======== Task input ========
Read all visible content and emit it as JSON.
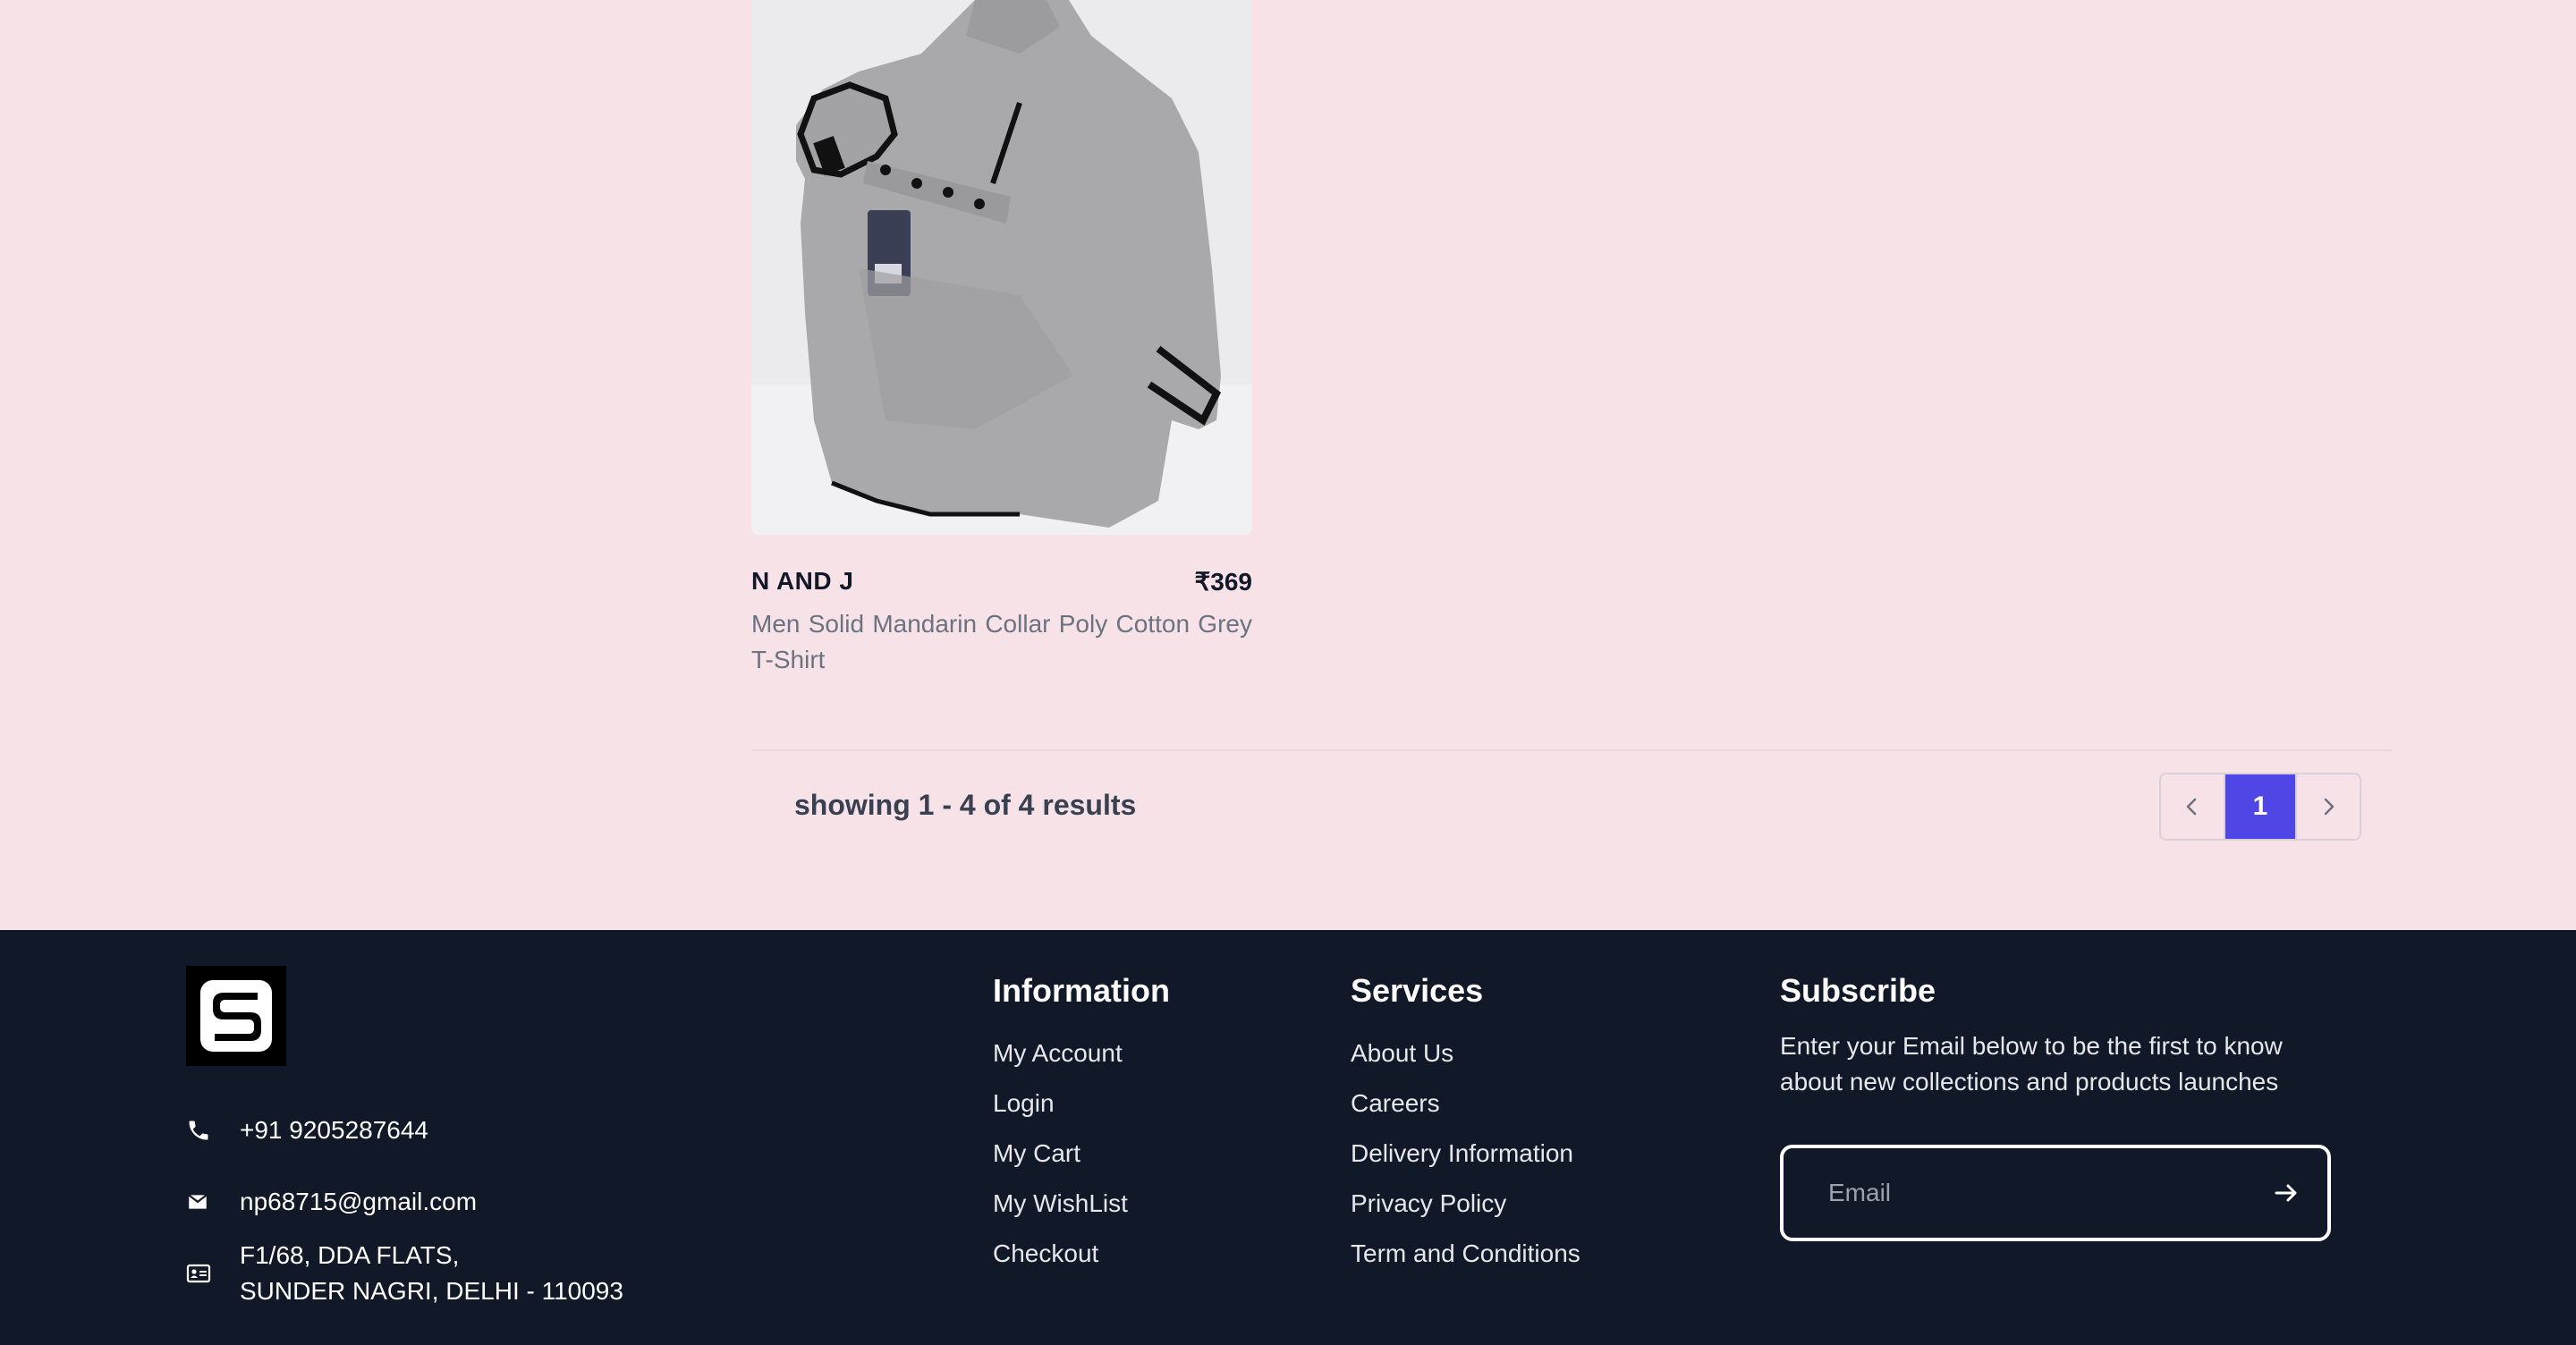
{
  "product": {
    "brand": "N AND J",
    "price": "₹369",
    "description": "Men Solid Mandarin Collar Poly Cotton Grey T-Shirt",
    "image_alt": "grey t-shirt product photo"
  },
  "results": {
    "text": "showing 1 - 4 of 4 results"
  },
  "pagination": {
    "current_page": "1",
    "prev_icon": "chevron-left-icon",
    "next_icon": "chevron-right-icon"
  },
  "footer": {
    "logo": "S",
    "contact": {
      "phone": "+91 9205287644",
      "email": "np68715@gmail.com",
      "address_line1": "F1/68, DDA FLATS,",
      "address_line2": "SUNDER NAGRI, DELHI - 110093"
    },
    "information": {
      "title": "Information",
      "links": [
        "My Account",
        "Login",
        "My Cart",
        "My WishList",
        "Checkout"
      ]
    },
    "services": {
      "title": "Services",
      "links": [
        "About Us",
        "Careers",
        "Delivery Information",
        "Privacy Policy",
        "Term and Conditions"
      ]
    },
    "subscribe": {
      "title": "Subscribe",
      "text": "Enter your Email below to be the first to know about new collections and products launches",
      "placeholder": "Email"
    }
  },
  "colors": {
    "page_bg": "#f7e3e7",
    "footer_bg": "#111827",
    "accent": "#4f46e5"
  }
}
========
Goal →
Filter the records above for lines containing the word "title", and copy those lines.

Task answer →
      "title": "Information",
      "title": "Services",
      "title": "Subscribe",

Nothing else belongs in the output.